▸ **Aim**
Identify every line in the records below that contains the word "trên", and reproduce each one.

▸ **Raw records**
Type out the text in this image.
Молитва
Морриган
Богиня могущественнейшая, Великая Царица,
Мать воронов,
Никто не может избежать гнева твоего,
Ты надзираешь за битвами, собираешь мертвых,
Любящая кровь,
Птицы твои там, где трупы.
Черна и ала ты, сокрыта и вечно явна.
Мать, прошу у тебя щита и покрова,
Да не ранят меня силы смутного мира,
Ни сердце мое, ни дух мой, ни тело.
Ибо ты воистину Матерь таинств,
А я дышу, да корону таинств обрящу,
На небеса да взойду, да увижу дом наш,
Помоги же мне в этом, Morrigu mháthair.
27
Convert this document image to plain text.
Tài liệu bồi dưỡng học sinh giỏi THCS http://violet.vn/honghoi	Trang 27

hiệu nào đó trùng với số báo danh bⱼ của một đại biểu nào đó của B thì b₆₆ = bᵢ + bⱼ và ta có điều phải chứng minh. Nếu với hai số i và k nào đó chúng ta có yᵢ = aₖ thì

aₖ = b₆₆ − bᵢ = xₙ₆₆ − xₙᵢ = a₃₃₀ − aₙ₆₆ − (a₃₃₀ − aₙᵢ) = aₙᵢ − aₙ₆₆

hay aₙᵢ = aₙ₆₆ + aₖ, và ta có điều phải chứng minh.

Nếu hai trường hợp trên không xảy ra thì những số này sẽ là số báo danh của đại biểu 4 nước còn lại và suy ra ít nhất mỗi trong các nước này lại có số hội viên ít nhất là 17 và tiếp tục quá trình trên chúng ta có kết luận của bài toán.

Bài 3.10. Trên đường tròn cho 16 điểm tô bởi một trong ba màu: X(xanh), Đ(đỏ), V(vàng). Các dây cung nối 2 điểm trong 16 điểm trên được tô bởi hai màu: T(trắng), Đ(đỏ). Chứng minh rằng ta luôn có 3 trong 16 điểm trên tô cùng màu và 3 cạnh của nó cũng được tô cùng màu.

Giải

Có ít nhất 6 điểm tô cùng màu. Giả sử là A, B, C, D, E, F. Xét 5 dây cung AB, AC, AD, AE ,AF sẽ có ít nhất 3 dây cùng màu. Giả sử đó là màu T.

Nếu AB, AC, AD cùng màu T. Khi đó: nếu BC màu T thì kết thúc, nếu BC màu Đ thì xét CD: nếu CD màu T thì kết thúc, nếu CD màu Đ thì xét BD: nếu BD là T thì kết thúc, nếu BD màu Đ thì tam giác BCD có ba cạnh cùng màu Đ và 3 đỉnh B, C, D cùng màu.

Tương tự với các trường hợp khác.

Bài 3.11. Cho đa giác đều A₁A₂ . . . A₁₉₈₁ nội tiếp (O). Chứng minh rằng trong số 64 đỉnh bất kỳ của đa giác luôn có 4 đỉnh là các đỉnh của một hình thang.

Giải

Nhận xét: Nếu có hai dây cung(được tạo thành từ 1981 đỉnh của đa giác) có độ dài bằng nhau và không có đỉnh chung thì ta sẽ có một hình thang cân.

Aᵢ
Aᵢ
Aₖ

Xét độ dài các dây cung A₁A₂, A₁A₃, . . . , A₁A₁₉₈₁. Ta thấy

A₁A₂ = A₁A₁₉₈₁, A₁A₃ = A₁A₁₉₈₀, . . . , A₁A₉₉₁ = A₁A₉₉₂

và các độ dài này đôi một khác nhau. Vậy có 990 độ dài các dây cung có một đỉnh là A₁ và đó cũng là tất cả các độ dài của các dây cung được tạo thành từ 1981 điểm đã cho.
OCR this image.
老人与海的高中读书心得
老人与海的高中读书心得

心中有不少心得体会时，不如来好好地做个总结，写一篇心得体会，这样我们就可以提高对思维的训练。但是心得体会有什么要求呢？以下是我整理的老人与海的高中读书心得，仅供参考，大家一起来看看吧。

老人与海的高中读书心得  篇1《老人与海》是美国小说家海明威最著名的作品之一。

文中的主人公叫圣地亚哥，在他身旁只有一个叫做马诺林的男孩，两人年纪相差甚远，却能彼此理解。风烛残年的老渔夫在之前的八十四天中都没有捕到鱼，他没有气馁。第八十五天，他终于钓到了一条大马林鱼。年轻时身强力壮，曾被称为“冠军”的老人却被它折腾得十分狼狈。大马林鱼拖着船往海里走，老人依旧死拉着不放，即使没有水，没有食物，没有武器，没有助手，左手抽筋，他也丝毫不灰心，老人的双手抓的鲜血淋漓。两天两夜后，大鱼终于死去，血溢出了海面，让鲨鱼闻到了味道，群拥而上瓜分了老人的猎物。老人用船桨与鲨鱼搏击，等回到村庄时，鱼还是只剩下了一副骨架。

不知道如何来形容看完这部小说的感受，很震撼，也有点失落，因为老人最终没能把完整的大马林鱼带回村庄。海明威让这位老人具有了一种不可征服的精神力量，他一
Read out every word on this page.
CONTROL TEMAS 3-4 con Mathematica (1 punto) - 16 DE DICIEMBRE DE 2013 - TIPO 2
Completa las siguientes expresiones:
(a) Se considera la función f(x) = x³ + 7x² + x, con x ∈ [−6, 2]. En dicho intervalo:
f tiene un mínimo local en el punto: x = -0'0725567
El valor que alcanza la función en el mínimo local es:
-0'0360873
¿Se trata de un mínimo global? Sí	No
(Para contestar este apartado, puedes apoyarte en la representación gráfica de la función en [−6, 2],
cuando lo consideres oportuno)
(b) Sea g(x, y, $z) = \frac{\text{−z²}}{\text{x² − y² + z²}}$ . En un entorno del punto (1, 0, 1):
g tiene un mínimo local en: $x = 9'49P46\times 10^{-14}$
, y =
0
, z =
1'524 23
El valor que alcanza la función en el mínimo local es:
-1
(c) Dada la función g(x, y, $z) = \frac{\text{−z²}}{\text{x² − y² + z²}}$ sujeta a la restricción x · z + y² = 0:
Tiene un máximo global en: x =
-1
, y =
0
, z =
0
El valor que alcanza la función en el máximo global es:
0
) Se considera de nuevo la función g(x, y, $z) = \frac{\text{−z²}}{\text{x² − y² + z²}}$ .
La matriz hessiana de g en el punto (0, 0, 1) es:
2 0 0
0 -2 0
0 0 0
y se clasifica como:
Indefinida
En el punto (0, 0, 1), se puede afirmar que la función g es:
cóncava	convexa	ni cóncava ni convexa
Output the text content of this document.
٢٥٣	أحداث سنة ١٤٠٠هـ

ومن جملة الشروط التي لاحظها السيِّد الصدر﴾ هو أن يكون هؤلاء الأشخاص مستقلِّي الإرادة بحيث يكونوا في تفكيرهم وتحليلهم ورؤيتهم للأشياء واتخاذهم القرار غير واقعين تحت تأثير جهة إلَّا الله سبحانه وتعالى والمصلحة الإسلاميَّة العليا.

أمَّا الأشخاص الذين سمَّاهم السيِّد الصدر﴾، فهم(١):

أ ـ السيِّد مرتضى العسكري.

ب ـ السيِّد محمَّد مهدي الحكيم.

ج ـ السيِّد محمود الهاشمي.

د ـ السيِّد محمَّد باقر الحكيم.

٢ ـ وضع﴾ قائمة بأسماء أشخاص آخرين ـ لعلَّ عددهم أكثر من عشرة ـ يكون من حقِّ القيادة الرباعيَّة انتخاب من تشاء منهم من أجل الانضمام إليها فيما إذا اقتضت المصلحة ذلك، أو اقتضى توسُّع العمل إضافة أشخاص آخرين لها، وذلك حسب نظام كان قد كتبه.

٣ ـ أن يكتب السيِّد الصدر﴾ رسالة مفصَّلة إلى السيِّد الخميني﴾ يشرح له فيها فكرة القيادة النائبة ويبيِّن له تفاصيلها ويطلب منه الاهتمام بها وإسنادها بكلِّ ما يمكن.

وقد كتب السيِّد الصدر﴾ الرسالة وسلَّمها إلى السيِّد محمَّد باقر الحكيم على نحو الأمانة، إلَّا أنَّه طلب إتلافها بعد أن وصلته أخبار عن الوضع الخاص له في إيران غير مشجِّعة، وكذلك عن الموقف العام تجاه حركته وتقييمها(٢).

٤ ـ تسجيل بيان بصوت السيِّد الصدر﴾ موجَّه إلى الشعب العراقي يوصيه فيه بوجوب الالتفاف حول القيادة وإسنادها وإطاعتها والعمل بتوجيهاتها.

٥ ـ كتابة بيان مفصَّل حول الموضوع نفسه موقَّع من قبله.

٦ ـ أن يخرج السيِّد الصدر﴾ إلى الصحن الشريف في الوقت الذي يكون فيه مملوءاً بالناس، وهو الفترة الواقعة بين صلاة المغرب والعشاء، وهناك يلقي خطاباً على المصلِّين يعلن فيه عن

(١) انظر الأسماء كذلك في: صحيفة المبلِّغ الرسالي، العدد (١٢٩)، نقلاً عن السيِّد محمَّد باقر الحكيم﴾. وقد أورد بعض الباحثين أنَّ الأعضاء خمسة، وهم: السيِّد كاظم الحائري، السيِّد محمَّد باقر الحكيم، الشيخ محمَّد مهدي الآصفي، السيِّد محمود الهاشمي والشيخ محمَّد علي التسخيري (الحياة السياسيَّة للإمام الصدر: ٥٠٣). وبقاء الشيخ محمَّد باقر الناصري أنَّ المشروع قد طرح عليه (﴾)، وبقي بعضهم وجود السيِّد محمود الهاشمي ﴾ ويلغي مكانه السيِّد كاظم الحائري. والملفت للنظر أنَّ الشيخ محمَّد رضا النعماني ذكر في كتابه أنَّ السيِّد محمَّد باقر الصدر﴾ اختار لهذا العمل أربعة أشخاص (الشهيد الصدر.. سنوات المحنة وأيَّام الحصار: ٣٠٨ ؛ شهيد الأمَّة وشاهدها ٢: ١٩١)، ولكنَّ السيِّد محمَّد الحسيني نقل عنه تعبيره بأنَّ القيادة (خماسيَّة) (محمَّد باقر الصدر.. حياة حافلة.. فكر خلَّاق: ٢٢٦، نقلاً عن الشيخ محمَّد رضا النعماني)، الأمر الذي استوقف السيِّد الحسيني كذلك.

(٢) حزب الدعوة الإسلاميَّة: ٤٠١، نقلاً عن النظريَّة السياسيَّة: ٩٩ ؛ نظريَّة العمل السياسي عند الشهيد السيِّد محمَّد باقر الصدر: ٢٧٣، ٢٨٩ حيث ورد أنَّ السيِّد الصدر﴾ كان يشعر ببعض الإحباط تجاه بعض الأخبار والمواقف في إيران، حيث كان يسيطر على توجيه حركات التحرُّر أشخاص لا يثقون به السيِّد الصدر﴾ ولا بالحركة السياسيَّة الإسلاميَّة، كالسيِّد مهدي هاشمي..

▸ **The reply**
Nếu hai trường hợp trên không xảy ra thì những số này sẽ là số báo danh của đại biểu 4 nước còn lại và suy ra ít nhất mỗi trong các nước này lại có số hội viên ít nhất là 17 và tiếp tục quá trình trên chúng ta có kết luận của bài toán.
Bài 3.10. Trên đường tròn cho 16 điểm tô bởi một trong ba màu: X(xanh), Đ(đỏ), V(vàng). Các dây cung nối 2 điểm trong 16 điểm trên được tô bởi hai màu: T(trắng), Đ(đỏ). Chứng minh rằng ta luôn có 3 trong 16 điểm trên tô cùng màu và 3 cạnh của nó cũng được tô cùng màu.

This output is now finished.